To do :: Extract every line below, verbatim.

----

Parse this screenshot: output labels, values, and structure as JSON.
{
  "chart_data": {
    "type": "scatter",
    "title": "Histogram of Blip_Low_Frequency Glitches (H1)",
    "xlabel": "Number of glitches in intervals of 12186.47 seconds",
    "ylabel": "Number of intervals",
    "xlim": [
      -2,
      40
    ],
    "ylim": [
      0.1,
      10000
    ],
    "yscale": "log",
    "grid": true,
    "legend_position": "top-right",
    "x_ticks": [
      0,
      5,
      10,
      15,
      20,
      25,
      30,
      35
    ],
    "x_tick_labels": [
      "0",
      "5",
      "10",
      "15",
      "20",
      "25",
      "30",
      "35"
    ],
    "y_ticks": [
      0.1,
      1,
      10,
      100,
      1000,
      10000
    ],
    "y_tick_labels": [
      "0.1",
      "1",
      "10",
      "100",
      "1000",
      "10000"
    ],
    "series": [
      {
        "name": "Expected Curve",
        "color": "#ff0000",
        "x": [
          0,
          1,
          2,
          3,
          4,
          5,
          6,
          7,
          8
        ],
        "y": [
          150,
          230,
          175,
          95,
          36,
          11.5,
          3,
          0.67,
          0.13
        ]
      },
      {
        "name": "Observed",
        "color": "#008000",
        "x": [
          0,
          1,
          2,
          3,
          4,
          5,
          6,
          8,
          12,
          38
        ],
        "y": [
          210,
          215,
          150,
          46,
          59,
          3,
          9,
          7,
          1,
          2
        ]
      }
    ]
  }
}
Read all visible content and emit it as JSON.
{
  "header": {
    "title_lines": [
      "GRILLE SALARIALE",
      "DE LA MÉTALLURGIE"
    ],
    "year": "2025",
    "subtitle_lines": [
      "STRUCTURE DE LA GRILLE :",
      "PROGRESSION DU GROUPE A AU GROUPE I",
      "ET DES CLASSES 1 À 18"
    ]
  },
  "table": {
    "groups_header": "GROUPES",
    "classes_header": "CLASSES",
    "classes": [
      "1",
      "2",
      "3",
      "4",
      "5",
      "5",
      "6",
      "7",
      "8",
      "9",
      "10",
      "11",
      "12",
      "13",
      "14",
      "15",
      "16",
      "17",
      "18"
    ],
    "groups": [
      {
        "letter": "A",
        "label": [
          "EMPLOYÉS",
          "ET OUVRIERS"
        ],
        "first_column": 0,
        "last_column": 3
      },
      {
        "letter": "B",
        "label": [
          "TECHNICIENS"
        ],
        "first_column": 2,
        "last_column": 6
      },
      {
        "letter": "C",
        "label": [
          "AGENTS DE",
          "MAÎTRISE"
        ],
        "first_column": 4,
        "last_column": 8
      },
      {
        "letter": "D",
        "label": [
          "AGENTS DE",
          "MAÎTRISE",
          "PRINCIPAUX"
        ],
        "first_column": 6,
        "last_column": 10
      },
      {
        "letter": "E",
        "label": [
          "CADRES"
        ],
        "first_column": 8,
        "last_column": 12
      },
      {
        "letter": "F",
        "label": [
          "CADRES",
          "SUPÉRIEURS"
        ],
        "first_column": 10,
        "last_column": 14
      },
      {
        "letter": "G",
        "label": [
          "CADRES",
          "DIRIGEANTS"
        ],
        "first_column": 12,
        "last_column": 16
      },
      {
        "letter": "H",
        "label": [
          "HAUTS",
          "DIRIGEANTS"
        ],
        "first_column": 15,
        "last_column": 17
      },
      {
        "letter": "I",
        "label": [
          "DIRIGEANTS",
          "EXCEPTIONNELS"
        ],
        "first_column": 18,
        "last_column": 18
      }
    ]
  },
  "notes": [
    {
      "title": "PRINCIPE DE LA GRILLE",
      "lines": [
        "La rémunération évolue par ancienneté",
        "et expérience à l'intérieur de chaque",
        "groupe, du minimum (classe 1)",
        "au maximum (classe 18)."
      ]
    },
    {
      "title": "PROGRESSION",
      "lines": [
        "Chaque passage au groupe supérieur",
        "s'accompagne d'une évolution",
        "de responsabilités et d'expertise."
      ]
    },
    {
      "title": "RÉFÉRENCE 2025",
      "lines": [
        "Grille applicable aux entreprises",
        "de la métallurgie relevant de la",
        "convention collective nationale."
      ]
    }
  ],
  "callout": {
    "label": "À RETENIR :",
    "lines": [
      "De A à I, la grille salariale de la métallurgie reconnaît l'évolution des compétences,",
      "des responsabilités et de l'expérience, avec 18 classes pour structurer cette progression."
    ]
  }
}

----

Correct result ::
Parse this screenshot: output labels, values, and structure as JSON.
{
  "chart_data": {
    "type": "scatter",
    "title": "Histogram of Blip_Low_Frequency Glitches (H1)",
    "xlabel": "Number of glitches in intervals of 12186.47 seconds",
    "ylabel": "Number of intervals",
    "xlim": [
      -2,
      40
    ],
    "ylim": [
      0.1,
      10000
    ],
    "yscale": "log",
    "grid": true,
    "legend_position": "top-right",
    "x_ticks": [
      0,
      5,
      10,
      15,
      20,
      25,
      30,
      35
    ],
    "x_tick_labels": [
      "0",
      "5",
      "10",
      "15",
      "20",
      "25",
      "30",
      "35"
    ],
    "y_ticks": [
      0.1,
      1,
      10,
      100,
      1000,
      10000
    ],
    "y_tick_labels": [
      "0.1",
      "1",
      "10",
      "100",
      "1000",
      "10000"
    ],
    "series": [
      {
        "name": "Expected Curve",
        "color": "#ff0000",
        "x": [
          0,
          1,
          2,
          3,
          4,
          5,
          6,
          7,
          8
        ],
        "y": [
          150,
          230,
          175,
          95,
          36,
          11.5,
          3,
          0.67,
          0.13
        ]
      },
      {
        "name": "Observed",
        "color": "#008000",
        "x": [
          0,
          1,
          2,
          3,
          4,
          5,
          6,
          8,
          12,
          38
        ],
        "y": [
          210,
          215,
          150,
          46,
          59,
          3,
          9,
          7,
          1,
          2
        ]
      }
    ]
  }
}
Read all visible content and emit it as JSON.
{
  "header": {
    "title_lines": [
      "GRILLE SALARIALE",
      "DE LA MÉTALLURGIE"
    ],
    "year": "2025",
    "subtitle_lines": [
      "STRUCTURE DE LA GRILLE :",
      "PROGRESSION DU GROUPE A AU GROUPE I",
      "ET DES CLASSES 1 À 18"
    ]
  },
  "table": {
    "groups_header": "GROUPES",
    "classes_header": "CLASSES",
    "classes": [
      "1",
      "2",
      "3",
      "4",
      "5",
      "5",
      "6",
      "7",
      "8",
      "9",
      "10",
      "11",
      "12",
      "13",
      "14",
      "15",
      "16",
      "17",
      "18"
    ],
    "groups": [
      {
        "letter": "A",
        "label": [
          "EMPLOYÉS",
          "ET OUVRIERS"
        ],
        "first_column": 0,
        "last_column": 3
      },
      {
        "letter": "B",
        "label": [
          "TECHNICIENS"
        ],
        "first_column": 2,
        "last_column": 6
      },
      {
        "letter": "C",
        "label": [
          "AGENTS DE",
          "MAÎTRISE"
        ],
        "first_column": 4,
        "last_column": 8
      },
      {
        "letter": "D",
        "label": [
          "AGENTS DE",
          "MAÎTRISE",
          "PRINCIPAUX"
        ],
        "first_column": 6,
        "last_column": 10
      },
      {
        "letter": "E",
        "label": [
          "CADRES"
        ],
        "first_column": 8,
        "last_column": 12
      },
      {
        "letter": "F",
        "label": [
          "CADRES",
          "SUPÉRIEURS"
        ],
        "first_column": 10,
        "last_column": 14
      },
      {
        "letter": "G",
        "label": [
          "CADRES",
          "DIRIGEANTS"
        ],
        "first_column": 12,
        "last_column": 16
      },
      {
        "letter": "H",
        "label": [
          "HAUTS",
          "DIRIGEANTS"
        ],
        "first_column": 15,
        "last_column": 17
      },
      {
        "letter": "I",
        "label": [
          "DIRIGEANTS",
          "EXCEPTIONNELS"
        ],
        "first_column": 18,
        "last_column": 18
      }
    ]
  },
  "notes": [
    {
      "title": "PRINCIPE DE LA GRILLE",
      "lines": [
        "La rémunération évolue par ancienneté",
        "et expérience à l'intérieur de chaque",
        "groupe, du minimum (classe 1)",
        "au maximum (classe 18)."
      ]
    },
    {
      "title": "PROGRESSION",
      "lines": [
        "Chaque passage au groupe supérieur",
        "s'accompagne d'une évolution",
        "de responsabilités et d'expertise."
      ]
    },
    {
      "title": "RÉFÉRENCE 2025",
      "lines": [
        "Grille applicable aux entreprises",
        "de la métallurgie relevant de la",
        "convention collective nationale."
      ]
    }
  ],
  "callout": {
    "label": "À RETENIR :",
    "lines": [
      "De A à I, la grille salariale de la métallurgie reconnaît l'évolution des compétences,",
      "des responsabilités et de l'expérience, avec 18 classes pour structurer cette progression."
    ]
  }
}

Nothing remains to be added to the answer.